§ GIVEN TEXT:
--- begin ---

Briefly, the Supreme Court held as follows:
- the first proviso to Section 223(1) of the BNSS is substantive in nature, as it confers a right upon the accused to be heard before taking cognizance, which forms a part of the right to a fair trial under Article 21 of the Constitution of India;
- cognizance of an offence taken without compliance of the said proviso would be void ab initio; and
- a mere ministerial act of numbering a complaint and fixing a date for hearing on cognizance does not constitute an ‘inquiry’ under Section 2(1)(k)[5] of the BNSS, and therefore, Section 531(2)(a)[6] of the BNSS would have no application.
Brief facts
- An enforcement case information report was registered by the Directorate of Enforcement (“ED”) against the appellant on July 24, 2023, pursuant to which he was arrested on April 27, 2024. A prosecution complaint was filed by the ED on June 24, 2024 invoking Sections 44 and 45 of the PMLA before the designated Special Court. On the same day, the Special Court directed the complaint to be registered as a miscellaneous case and fixed it for hearing on cognizance on June 28, 2024.
- When the case came up for hearing, it was adjourned to July 2, 2024. In the interim, the CrPC was replaced by the BNSS with effect from July 1, 2024. On July 2, 2024, the Special Court took cognizance of the offence.
- An application for recall of the cognizance order was filed, alleging that the mandate of Section 223 of the BNSS had not been complied with, as the appellant was not given an opportunity of hearing before taking cognizance. The Special Court dismissed the recall application and also framed charges against the appellant.
- The appellant preferred criminal revisions before the High Court of Uttarakhand (“Uttarakhand HC”). The Uttarakhand HC held that the provisions of Section 223 of the BNSS would not have any application as the proceedings were initiated prior to the commencement of the BNSS, placing reliance upon Section 531(2)(a) of the BNSS.

--- end ---

§ REQUEST A:
Answer these questions using the case summary, one answer per line with matching labels:
(i) From what date was the CrPC replaced by the BNSS?
(ii) According to the Supreme Court, what is the status of cognizance taken without complying with the first proviso to Section 223(1)?
(iii) Which court held that Section 223 of the BNSS would not apply because the proceedings began before the BNSS came into force?
§ REQUEST B:
Write the next part of the case summary, starting after its final sentence about the Uttarakhand HC's reliance on Section 531(2)(a) of the BNSS.
The lines that come after this case summary are drawn from a different source.

§ MATERIAL SUPPLIED:
--- begin ---

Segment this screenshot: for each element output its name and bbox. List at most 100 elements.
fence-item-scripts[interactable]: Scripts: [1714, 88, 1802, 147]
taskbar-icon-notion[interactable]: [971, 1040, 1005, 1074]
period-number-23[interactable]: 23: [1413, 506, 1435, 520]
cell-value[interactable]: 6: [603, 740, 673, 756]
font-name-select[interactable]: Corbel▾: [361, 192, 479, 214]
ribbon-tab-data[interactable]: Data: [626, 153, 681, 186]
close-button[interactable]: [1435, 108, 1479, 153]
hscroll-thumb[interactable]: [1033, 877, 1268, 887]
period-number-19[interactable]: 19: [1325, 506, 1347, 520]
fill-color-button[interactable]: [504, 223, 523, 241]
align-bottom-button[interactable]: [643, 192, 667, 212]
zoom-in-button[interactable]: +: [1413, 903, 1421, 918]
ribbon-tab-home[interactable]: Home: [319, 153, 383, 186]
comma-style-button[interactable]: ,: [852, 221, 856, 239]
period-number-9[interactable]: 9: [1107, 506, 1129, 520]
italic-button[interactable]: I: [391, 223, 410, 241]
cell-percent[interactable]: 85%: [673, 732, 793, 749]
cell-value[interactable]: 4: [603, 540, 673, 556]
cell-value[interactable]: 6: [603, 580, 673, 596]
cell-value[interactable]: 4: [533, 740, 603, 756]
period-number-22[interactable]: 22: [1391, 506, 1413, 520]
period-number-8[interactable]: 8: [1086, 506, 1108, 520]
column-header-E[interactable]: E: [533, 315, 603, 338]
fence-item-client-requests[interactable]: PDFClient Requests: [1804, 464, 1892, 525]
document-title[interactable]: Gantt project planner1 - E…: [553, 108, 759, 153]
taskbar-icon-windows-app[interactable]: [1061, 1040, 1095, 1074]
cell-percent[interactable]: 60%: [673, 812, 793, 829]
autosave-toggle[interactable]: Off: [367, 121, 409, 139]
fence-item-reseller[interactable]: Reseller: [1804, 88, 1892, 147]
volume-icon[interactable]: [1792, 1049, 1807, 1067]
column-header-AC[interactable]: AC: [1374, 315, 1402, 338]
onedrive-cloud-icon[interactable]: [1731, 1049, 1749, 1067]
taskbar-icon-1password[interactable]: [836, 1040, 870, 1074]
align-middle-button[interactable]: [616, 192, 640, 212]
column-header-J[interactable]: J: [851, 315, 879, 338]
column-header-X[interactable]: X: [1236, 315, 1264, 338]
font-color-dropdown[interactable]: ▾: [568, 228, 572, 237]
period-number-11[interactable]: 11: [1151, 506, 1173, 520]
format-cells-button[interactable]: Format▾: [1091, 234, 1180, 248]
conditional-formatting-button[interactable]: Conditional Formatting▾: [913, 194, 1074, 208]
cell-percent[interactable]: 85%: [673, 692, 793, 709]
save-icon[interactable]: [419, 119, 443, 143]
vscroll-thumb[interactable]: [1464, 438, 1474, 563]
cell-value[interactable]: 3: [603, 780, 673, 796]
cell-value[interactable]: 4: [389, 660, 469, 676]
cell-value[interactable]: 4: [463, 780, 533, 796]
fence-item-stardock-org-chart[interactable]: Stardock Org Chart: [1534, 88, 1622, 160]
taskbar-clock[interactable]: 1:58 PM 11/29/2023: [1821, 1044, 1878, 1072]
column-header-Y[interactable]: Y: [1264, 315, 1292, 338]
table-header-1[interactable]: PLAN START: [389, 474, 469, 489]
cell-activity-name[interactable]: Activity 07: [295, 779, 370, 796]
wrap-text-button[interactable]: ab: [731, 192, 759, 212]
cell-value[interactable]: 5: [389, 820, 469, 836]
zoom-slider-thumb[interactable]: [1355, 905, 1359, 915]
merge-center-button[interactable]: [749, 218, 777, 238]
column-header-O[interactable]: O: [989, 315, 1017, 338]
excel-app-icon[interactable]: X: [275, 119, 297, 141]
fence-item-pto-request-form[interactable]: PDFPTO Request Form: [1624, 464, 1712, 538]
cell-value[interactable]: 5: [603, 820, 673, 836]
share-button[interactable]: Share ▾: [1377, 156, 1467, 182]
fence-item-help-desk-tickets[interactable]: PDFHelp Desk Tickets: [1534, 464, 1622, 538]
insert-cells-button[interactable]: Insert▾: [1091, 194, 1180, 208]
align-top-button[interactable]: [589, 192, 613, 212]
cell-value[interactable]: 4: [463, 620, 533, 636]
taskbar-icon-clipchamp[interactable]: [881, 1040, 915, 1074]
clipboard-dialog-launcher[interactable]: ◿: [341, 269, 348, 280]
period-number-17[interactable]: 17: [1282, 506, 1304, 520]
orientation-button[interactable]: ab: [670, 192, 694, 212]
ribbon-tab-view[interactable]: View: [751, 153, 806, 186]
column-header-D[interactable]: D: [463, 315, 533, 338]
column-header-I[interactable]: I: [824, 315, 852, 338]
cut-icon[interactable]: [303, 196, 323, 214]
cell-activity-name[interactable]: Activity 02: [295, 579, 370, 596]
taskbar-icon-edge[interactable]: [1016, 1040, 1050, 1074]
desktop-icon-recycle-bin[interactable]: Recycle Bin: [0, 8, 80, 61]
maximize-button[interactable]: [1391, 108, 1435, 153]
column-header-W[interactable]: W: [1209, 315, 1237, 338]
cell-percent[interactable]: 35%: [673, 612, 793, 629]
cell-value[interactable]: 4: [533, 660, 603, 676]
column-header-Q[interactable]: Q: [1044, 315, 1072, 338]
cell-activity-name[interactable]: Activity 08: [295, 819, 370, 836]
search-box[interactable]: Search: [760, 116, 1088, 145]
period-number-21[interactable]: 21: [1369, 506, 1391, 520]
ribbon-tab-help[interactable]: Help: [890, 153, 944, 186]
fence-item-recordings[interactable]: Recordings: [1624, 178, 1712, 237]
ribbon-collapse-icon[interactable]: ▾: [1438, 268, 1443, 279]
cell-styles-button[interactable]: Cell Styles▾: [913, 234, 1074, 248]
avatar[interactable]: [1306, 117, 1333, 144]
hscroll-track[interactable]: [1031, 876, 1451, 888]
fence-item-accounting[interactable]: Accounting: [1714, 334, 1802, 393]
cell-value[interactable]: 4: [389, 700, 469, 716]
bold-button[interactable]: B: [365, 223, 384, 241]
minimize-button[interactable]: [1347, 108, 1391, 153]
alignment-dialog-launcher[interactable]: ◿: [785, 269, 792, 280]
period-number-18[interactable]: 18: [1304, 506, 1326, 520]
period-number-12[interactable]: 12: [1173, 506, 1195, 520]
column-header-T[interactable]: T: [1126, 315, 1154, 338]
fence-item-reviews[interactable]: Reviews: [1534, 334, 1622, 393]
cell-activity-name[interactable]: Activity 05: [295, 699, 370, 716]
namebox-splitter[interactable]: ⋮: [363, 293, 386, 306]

--- end ---

§ WRITTEN REPLY A:
(i) July 1, 2024
(ii) It would be void ab initio.
(iii) The High Court of Uttarakhand

§ WRITTEN REPLY B:
- The appellant preferred the special leave petition.
Issues
- Whether Sections 200 to 205 of the CrPC (now Sections 223 to 228 of the BNSS) are applicable to proceedings under the PMLA?
- Whether a mere ministerial act of numbering a complaint and fixing a date for hearing on cognizance constitutes an ‘inquiry’ under Section 2(1)(k) of the BNSS, thereby attracting Section 531(2)(a) of the BNSS?
- Whether cognizance taken without affording an opportunity of hearing to the accused in terms of the first proviso to Section 223(1) of the BNSS is valid?
Findings and analysis
Applicability of the complaint procedure under the CrPC (now BNSS) to the PMLA
The Supreme Court observed that the issue of application of the procedure pertaining to a complaint under the CrPC (now BNSS) to proceedings under the PMLA is no longer res integra. The Supreme Court referred to its earlier decisions in Tarsem Lal vs. ED,[7] Yash Tuteja and Ors. vs. Union of India[8] and Kushal Kumar Agarwal vs. ED[9].
The Supreme Court also rejected the submission that the earlier decision in Kushal Kumar Agarwal (supra) required reconsideration and reference to a larger bench. It held that taking away the applicability of the provisions governing complaints under Sections 200 to 205 of the CrPC (now Sections 223 to 228 of the BNSS) to proceedings under the PMLA would lead to disastrous consequences. If such an argument were accepted, the Special Court under the PMLA would have no jurisdiction to dismiss a complaint despite an absolute lack of evidence, postpone the issuance of process, issue process, or dispense with the appearance of an accused.
First proviso to Section 223(1) of the BNSS is substantive in nature
The Supreme Court held that the first proviso to Section 223(1) of the BNSS is substantive in nature, as it does not merely regulate the manner in which proceedings are to be conducted, but confers a right upon the accused to be heard before taking cognizance, which forms a part of the right of an accused to a fair trial enshrined under Article 21 of the Constitution of India.
The word ‘shall’ occurring in the said proviso has to be construed to be mandatory in nature, which enures to the benefit of an accused. Cognizance of an offence taken by a court without due compliance of the said proviso would be void ab initio.
A mere ministerial act does not constitute an ‘inquiry’ under Section 2(1)(k) of the BNSS
The Supreme Court held that a mere ministerial act cannot be termed as an ‘inquiry’ under Section 2(1)(k) of the BNSS. Taking cognizance is nothing but an application of judicial mind. So long as the application of the judicial mind is not exercised, an inquiry cannot commence.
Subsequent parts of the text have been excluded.